PROVIDED MATERIAL:

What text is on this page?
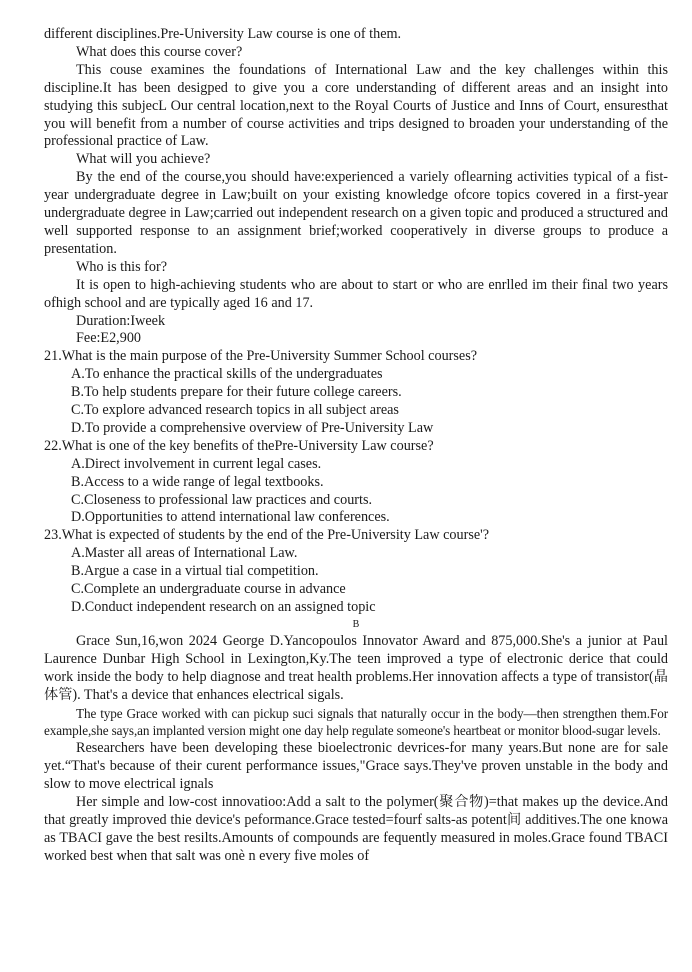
different disciplines.Pre-University Law course is one of them.

What does this course cover?

This couse examines the foundations of International Law and the key challenges within this discipline.It has been desigped to give you a core understanding of different areas and an insight into studying this subjecL Our central location,next to the Royal Courts of Justice and Inns of Court, ensuresthat you will benefit from a number of course activities and trips designed to broaden your understanding of the professional practice of Law.

What will you achieve?

By the end of the course,you should have:experienced a variely oflearning activities typical of a fist-year undergraduate degree in Law;built on your existing knowledge ofcore topics covered in a first-year undergraduate degree in Law;carried out independent research on a given topic and produced a structured and well supported response to an assignment brief;worked cooperatively in diverse groups to produce a presentation.

Who is this for?

It is open to high-achieving students who are about to start or who are enrlled im their final two years ofhigh school and are typically aged 16 and 17.

Duration:Iweek

Fee:E2,900

21.What is the main purpose of the Pre-University Summer School courses?

A.To enhance the practical skills of the undergraduates

B.To help students prepare for their future college careers.

C.To explore advanced research topics in all subject areas

D.To provide a comprehensive overview of Pre-University Law

22.What is one of the key benefits of thePre-University Law course?

A.Direct involvement in current legal cases.

B.Access to a wide range of legal textbooks.

C.Closeness to professional law practices and courts.

D.Opportunities to attend international law conferences.

23.What is expected of students by the end of the Pre-University Law course'?

A.Master all areas of International Law.

B.Argue a case in a virtual tial competition.

C.Complete an undergraduate course in advance

D.Conduct independent research on an assigned topic

B

Grace Sun,16,won 2024 George D.Yancopoulos Innovator Award and 875,000.She's a junior at Paul Laurence Dunbar High School in Lexington,Ky.The teen improved a type of electronic derice that could work inside the body to help diagnose and treat health problems.Her innovation affects a type of transistor(晶体管). That's a device that enhances electrical sigals.

The type Grace worked with can pickup suci signals that naturally occur in the body—then strengthen them.For example,she says,an implanted version might one day help regulate someone's heartbeat or monitor blood-sugar levels.

Researchers have been developing these bioelectronic devrices-for many years.But none are for sale yet.“That's because of their curent performance issues,"Grace says.They've proven unstable in the body and slow to move electrical ignals

Her simple and low-cost innovatioo:Add a salt to the polymer(聚合物)=that makes up the device.And that greatly improved thie device's peformance.Grace tested=fourf salts-as potent间 additives.The one knowa as TBACI gave the best resilts.Amounts of compounds are fequently measured in moles.Grace found TBACI worked best when that salt was onè n every five moles of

TASK DIRECTIONS: Pictures stay out; reproduce every line of the records exactly.

RESULT OF THE TASK:
What text is on this page?
different disciplines.Pre-University Law course is one of them.

What does this course cover?

This couse examines the foundations of International Law and the key challenges within this discipline.It has been desigped to give you a core understanding of different areas and an insight into studying this subjecL Our central location,next to the Royal Courts of Justice and Inns of Court, ensuresthat you will benefit from a number of course activities and trips designed to broaden your understanding of the professional practice of Law.

What will you achieve?

By the end of the course,you should have:experienced a variely oflearning activities typical of a fist-year undergraduate degree in Law;built on your existing knowledge ofcore topics covered in a first-year undergraduate degree in Law;carried out independent research on a given topic and produced a structured and well supported response to an assignment brief;worked cooperatively in diverse groups to produce a presentation.

Who is this for?

It is open to high-achieving students who are about to start or who are enrlled im their final two years ofhigh school and are typically aged 16 and 17.

Duration:Iweek

Fee:E2,900

21.What is the main purpose of the Pre-University Summer School courses?

A.To enhance the practical skills of the undergraduates

B.To help students prepare for their future college careers.

C.To explore advanced research topics in all subject areas

D.To provide a comprehensive overview of Pre-University Law

22.What is one of the key benefits of thePre-University Law course?

A.Direct involvement in current legal cases.

B.Access to a wide range of legal textbooks.

C.Closeness to professional law practices and courts.

D.Opportunities to attend international law conferences.

23.What is expected of students by the end of the Pre-University Law course'?

A.Master all areas of International Law.

B.Argue a case in a virtual tial competition.

C.Complete an undergraduate course in advance

D.Conduct independent research on an assigned topic

B

Grace Sun,16,won 2024 George D.Yancopoulos Innovator Award and 875,000.She's a junior at Paul Laurence Dunbar High School in Lexington,Ky.The teen improved a type of electronic derice that could work inside the body to help diagnose and treat health problems.Her innovation affects a type of transistor(晶体管). That's a device that enhances electrical sigals.

The type Grace worked with can pickup suci signals that naturally occur in the body—then strengthen them.For example,she says,an implanted version might one day help regulate someone's heartbeat or monitor blood-sugar levels.

Researchers have been developing these bioelectronic devrices-for many years.But none are for sale yet.“That's because of their curent performance issues,"Grace says.They've proven unstable in the body and slow to move electrical ignals

Her simple and low-cost innovatioo:Add a salt to the polymer(聚合物)=that makes up the device.And that greatly improved thie device's peformance.Grace tested=fourf salts-as potent间 additives.The one knowa as TBACI gave the best resilts.Amounts of compounds are fequently measured in moles.Grace found TBACI worked best when that salt was onè n every five moles of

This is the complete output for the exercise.